Stated goal: Of all the lines in the material, how many include the word "单调递增"? Reply with the number alone.

Data lines:
########################################

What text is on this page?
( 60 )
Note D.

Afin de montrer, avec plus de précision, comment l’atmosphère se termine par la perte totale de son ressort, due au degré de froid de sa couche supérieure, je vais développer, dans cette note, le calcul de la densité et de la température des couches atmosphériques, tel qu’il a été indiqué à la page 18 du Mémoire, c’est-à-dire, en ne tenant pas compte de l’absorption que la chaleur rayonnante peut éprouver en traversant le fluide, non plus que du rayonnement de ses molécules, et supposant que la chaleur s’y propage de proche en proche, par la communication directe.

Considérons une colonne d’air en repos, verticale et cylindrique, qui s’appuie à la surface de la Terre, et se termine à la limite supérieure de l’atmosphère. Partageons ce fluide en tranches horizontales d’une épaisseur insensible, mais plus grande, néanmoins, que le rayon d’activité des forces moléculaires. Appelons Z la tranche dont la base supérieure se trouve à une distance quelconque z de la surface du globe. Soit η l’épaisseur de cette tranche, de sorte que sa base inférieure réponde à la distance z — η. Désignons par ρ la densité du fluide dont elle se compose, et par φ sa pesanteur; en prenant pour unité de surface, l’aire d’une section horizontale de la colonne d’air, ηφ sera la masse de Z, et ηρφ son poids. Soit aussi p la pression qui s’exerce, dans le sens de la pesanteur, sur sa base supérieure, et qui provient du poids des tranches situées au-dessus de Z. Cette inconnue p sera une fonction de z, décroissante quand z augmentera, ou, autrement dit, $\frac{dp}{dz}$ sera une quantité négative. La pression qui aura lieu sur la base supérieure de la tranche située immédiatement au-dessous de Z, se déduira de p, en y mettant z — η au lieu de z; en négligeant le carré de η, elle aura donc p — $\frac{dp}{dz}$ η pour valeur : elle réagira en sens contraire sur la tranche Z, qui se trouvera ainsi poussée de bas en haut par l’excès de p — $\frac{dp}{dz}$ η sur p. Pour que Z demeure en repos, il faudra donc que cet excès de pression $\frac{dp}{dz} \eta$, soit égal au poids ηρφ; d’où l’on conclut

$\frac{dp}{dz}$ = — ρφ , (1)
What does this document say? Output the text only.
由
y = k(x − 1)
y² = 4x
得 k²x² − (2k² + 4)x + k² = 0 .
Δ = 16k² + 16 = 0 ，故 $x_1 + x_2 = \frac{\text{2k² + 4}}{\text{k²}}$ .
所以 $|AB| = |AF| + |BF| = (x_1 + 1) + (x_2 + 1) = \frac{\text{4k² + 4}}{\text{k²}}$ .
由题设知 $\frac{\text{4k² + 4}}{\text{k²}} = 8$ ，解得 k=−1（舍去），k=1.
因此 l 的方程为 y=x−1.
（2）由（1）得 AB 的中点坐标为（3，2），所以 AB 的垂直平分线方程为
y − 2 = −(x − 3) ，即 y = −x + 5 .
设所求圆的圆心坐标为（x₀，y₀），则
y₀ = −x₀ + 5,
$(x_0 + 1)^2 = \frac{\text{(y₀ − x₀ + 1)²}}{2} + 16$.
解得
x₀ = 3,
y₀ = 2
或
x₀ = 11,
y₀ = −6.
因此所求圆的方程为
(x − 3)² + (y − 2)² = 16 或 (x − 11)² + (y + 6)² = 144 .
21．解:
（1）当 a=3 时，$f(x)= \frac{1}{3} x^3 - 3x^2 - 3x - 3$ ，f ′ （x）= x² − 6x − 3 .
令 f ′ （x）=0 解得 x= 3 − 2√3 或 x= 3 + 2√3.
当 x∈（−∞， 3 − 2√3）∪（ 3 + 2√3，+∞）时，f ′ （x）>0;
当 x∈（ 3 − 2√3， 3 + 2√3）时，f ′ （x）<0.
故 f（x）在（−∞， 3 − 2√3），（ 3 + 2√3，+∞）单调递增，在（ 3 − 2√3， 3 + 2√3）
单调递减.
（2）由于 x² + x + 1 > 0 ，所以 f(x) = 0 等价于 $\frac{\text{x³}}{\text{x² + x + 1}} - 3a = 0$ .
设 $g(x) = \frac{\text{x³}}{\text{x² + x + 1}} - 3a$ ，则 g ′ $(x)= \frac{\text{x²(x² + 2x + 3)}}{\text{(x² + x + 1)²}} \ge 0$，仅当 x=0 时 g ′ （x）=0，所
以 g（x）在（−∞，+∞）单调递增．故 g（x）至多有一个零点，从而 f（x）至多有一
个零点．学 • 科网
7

########################################

Output below: 2